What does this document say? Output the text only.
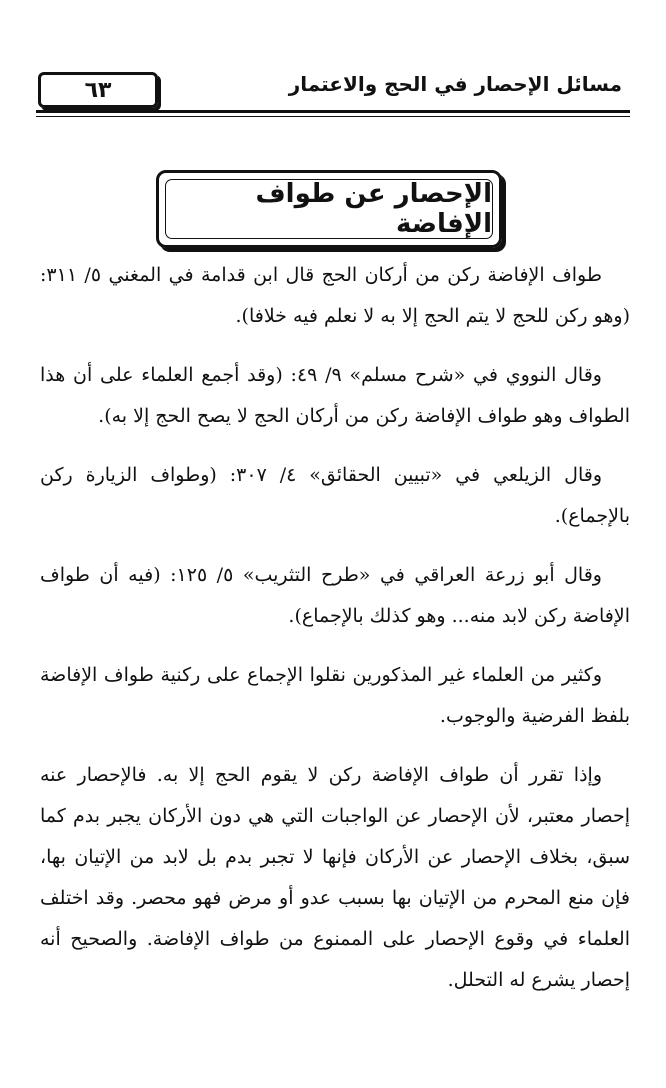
٦٣	مسائل الإحصار في الحج والاعتمار
الإحصار عن طواف الإفاضة

طواف الإفاضة ركن من أركان الحج قال ابن قدامة في المغني ٥/ ٣١١: (وهو ركن للحج لا يتم الحج إلا به لا نعلم فيه خلافا).

وقال النووي في «شرح مسلم» ٩/ ٤٩: (وقد أجمع العلماء على أن هذا الطواف وهو طواف الإفاضة ركن من أركان الحج لا يصح الحج إلا به).

وقال الزيلعي في «تبيين الحقائق» ٤/ ٣٠٧: (وطواف الزيارة ركن بالإجماع).

وقال أبو زرعة العراقي في «طرح التثريب» ٥/ ١٢٥: (فيه أن طواف الإفاضة ركن لابد منه... وهو كذلك بالإجماع).

وكثير من العلماء غير المذكورين نقلوا الإجماع على ركنية طواف الإفاضة بلفظ الفرضية والوجوب.

وإذا تقرر أن طواف الإفاضة ركن لا يقوم الحج إلا به. فالإحصار عنه إحصار معتبر، لأن الإحصار عن الواجبات التي هي دون الأركان يجبر بدم كما سبق، بخلاف الإحصار عن الأركان فإنها لا تجبر بدم بل لابد من الإتيان بها، فإن منع المحرم من الإتيان بها بسبب عدو أو مرض فهو محصر. وقد اختلف العلماء في وقوع الإحصار على الممنوع من طواف الإفاضة. والصحيح أنه إحصار يشرع له التحلل.
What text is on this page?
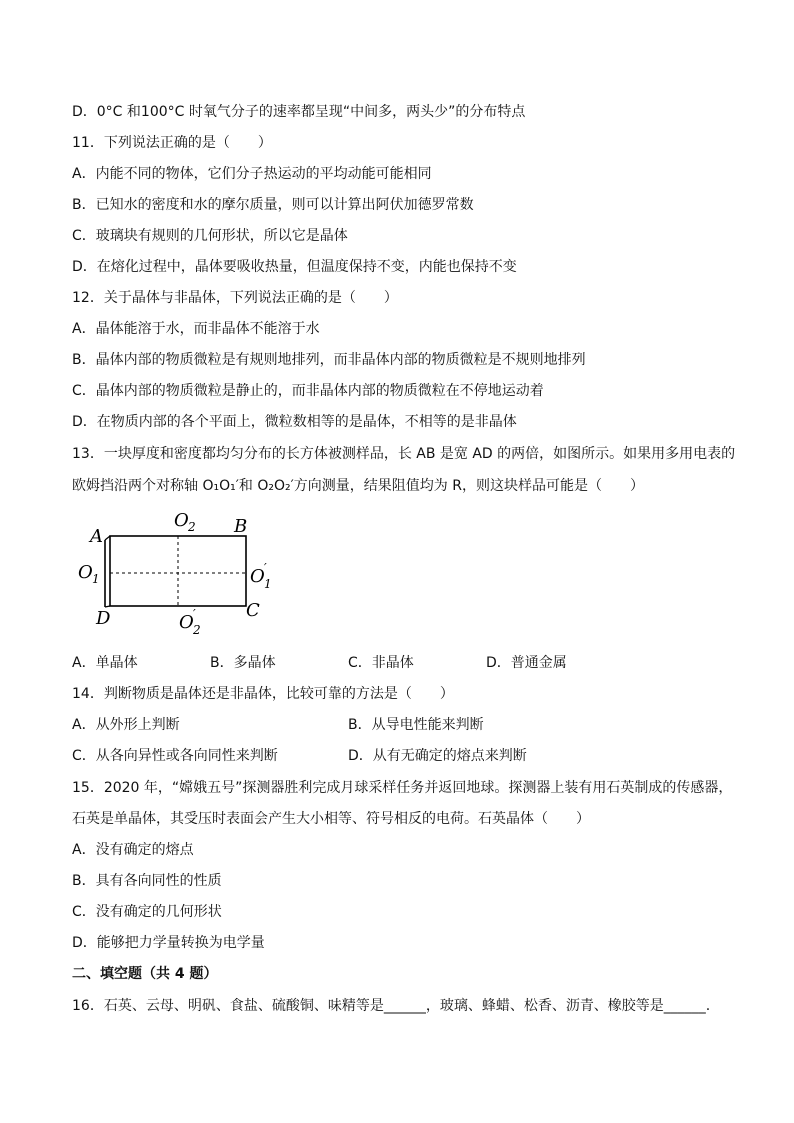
D．0°C 和100°C 时氧气分子的速率都呈现“中间多，两头少”的分布特点
11．下列说法正确的是（　　）
A．内能不同的物体，它们分子热运动的平均动能可能相同
B．已知水的密度和水的摩尔质量，则可以计算出阿伏加德罗常数
C．玻璃块有规则的几何形状，所以它是晶体
D．在熔化过程中，晶体要吸收热量，但温度保持不变，内能也保持不变
12．关于晶体与非晶体，下列说法正确的是（　　）
A．晶体能溶于水，而非晶体不能溶于水
B．晶体内部的物质微粒是有规则地排列，而非晶体内部的物质微粒是不规则地排列
C．晶体内部的物质微粒是静止的，而非晶体内部的物质微粒在不停地运动着
D．在物质内部的各个平面上，微粒数相等的是晶体，不相等的是非晶体
13．一块厚度和密度都均匀分布的长方体被测样品，长 AB 是宽 AD 的两倍，如图所示。如果用多用电表的
欧姆挡沿两个对称轴 O₁O₁′和 O₂O₂′方向测量，结果阻值均为 R，则这块样品可能是（　　）
A	B
C
D
O 2
O 1	O ′
1
O ′
2
A．单晶体	B．多晶体	C．非晶体	D．普通金属
14．判断物质是晶体还是非晶体，比较可靠的方法是（　　）
A．从外形上判断	B．从导电性能来判断
C．从各向异性或各向同性来判断	D．从有无确定的熔点来判断
15．2020 年，“嫦娥五号”探测器胜利完成月球采样任务并返回地球。探测器上装有用石英制成的传感器，
石英是单晶体，其受压时表面会产生大小相等、符号相反的电荷。石英晶体（　　）
A．没有确定的熔点
B．具有各向同性的性质
C．没有确定的几何形状
D．能够把力学量转换为电学量
二、填空题（共 4 题）
16．石英、云母、明矾、食盐、硫酸铜、味精等是______，玻璃、蜂蜡、松香、沥青、橡胶等是______.
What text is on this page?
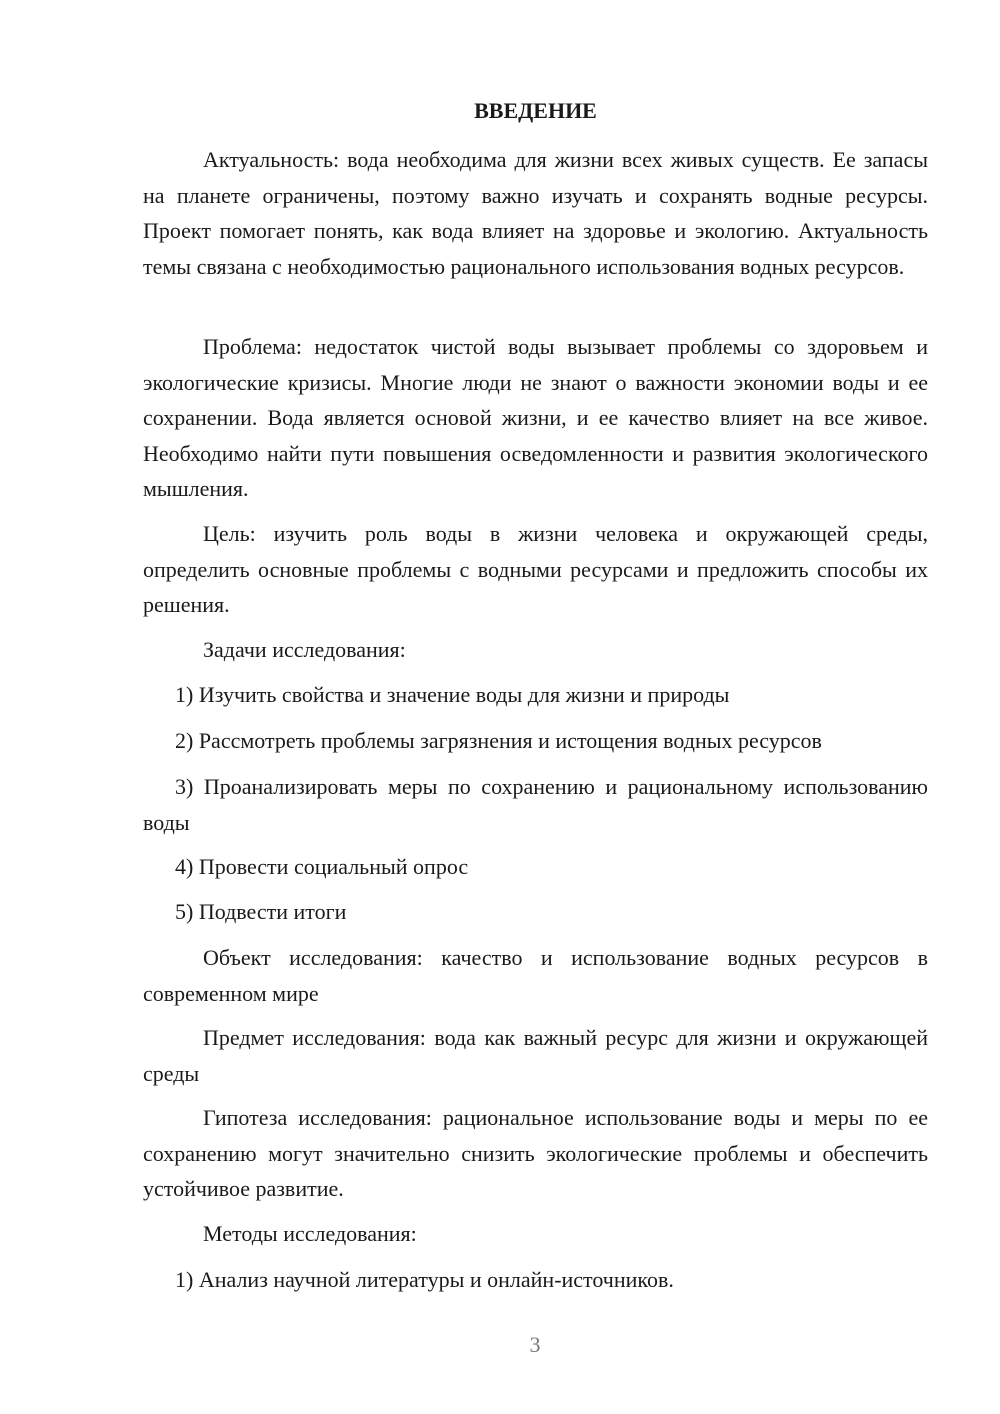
ВВЕДЕНИЕ

Актуальность: вода необходима для жизни всех живых существ. Ее запасы на планете ограничены, поэтому важно изучать и сохранять водные ресурсы. Проект помогает понять, как вода влияет на здоровье и экологию. Актуальность темы связана с необходимостью рационального использования водных ресурсов.

Проблема: недостаток чистой воды вызывает проблемы со здоровьем и экологические кризисы. Многие люди не знают о важности экономии воды и ее сохранении. Вода является основой жизни, и ее качество влияет на все живое. Необходимо найти пути повышения осведомленности и развития экологического мышления.

Цель: изучить роль воды в жизни человека и окружающей среды, определить основные проблемы с водными ресурсами и предложить способы их решения.

Задачи исследования:

1) Изучить свойства и значение воды для жизни и природы

2) Рассмотреть проблемы загрязнения и истощения водных ресурсов

3) Проанализировать меры по сохранению и рациональному использованию воды

4) Провести социальный опрос

5) Подвести итоги

Объект исследования: качество и использование водных ресурсов в современном мире

Предмет исследования: вода как важный ресурс для жизни и окружающей среды

Гипотеза исследования: рациональное использование воды и меры по ее сохранению могут значительно снизить экологические проблемы и обеспечить устойчивое развитие.

Методы исследования:

1) Анализ научной литературы и онлайн-источников.

3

########

Given task:
Return all of the data exactly as written, and drop the pictures.

Expected output:
What does this document say? Output the text only.
٦٣	مسائل الإحصار في الحج والاعتمار
الإحصار عن طواف الإفاضة

طواف الإفاضة ركن من أركان الحج قال ابن قدامة في المغني ٥/ ٣١١: (وهو ركن للحج لا يتم الحج إلا به لا نعلم فيه خلافا).

وقال النووي في «شرح مسلم» ٩/ ٤٩: (وقد أجمع العلماء على أن هذا الطواف وهو طواف الإفاضة ركن من أركان الحج لا يصح الحج إلا به).

وقال الزيلعي في «تبيين الحقائق» ٤/ ٣٠٧: (وطواف الزيارة ركن بالإجماع).

وقال أبو زرعة العراقي في «طرح التثريب» ٥/ ١٢٥: (فيه أن طواف الإفاضة ركن لابد منه... وهو كذلك بالإجماع).

وكثير من العلماء غير المذكورين نقلوا الإجماع على ركنية طواف الإفاضة بلفظ الفرضية والوجوب.

وإذا تقرر أن طواف الإفاضة ركن لا يقوم الحج إلا به. فالإحصار عنه إحصار معتبر، لأن الإحصار عن الواجبات التي هي دون الأركان يجبر بدم كما سبق، بخلاف الإحصار عن الأركان فإنها لا تجبر بدم بل لابد من الإتيان بها، فإن منع المحرم من الإتيان بها بسبب عدو أو مرض فهو محصر. وقد اختلف العلماء في وقوع الإحصار على الممنوع من طواف الإفاضة. والصحيح أنه إحصار يشرع له التحلل.
What text is on this page?
D．0°C 和100°C 时氧气分子的速率都呈现“中间多，两头少”的分布特点
11．下列说法正确的是（　　）
A．内能不同的物体，它们分子热运动的平均动能可能相同
B．已知水的密度和水的摩尔质量，则可以计算出阿伏加德罗常数
C．玻璃块有规则的几何形状，所以它是晶体
D．在熔化过程中，晶体要吸收热量，但温度保持不变，内能也保持不变
12．关于晶体与非晶体，下列说法正确的是（　　）
A．晶体能溶于水，而非晶体不能溶于水
B．晶体内部的物质微粒是有规则地排列，而非晶体内部的物质微粒是不规则地排列
C．晶体内部的物质微粒是静止的，而非晶体内部的物质微粒在不停地运动着
D．在物质内部的各个平面上，微粒数相等的是晶体，不相等的是非晶体
13．一块厚度和密度都均匀分布的长方体被测样品，长 AB 是宽 AD 的两倍，如图所示。如果用多用电表的
欧姆挡沿两个对称轴 O₁O₁′和 O₂O₂′方向测量，结果阻值均为 R，则这块样品可能是（　　）
A	B
C
D
O 2
O 1	O ′
1
O ′
2
A．单晶体	B．多晶体	C．非晶体	D．普通金属
14．判断物质是晶体还是非晶体，比较可靠的方法是（　　）
A．从外形上判断	B．从导电性能来判断
C．从各向异性或各向同性来判断	D．从有无确定的熔点来判断
15．2020 年，“嫦娥五号”探测器胜利完成月球采样任务并返回地球。探测器上装有用石英制成的传感器，
石英是单晶体，其受压时表面会产生大小相等、符号相反的电荷。石英晶体（　　）
A．没有确定的熔点
B．具有各向同性的性质
C．没有确定的几何形状
D．能够把力学量转换为电学量
二、填空题（共 4 题）
16．石英、云母、明矾、食盐、硫酸铜、味精等是______，玻璃、蜂蜡、松香、沥青、橡胶等是______.
What text is on this page?
ВВЕДЕНИЕ

Актуальность: вода необходима для жизни всех живых существ. Ее запасы на планете ограничены, поэтому важно изучать и сохранять водные ресурсы. Проект помогает понять, как вода влияет на здоровье и экологию. Актуальность темы связана с необходимостью рационального использования водных ресурсов.

Проблема: недостаток чистой воды вызывает проблемы со здоровьем и экологические кризисы. Многие люди не знают о важности экономии воды и ее сохранении. Вода является основой жизни, и ее качество влияет на все живое. Необходимо найти пути повышения осведомленности и развития экологического мышления.

Цель: изучить роль воды в жизни человека и окружающей среды, определить основные проблемы с водными ресурсами и предложить способы их решения.

Задачи исследования:

1) Изучить свойства и значение воды для жизни и природы

2) Рассмотреть проблемы загрязнения и истощения водных ресурсов

3) Проанализировать меры по сохранению и рациональному использованию воды

4) Провести социальный опрос

5) Подвести итоги

Объект исследования: качество и использование водных ресурсов в современном мире

Предмет исследования: вода как важный ресурс для жизни и окружающей среды

Гипотеза исследования: рациональное использование воды и меры по ее сохранению могут значительно снизить экологические проблемы и обеспечить устойчивое развитие.

Методы исследования:

1) Анализ научной литературы и онлайн-источников.

3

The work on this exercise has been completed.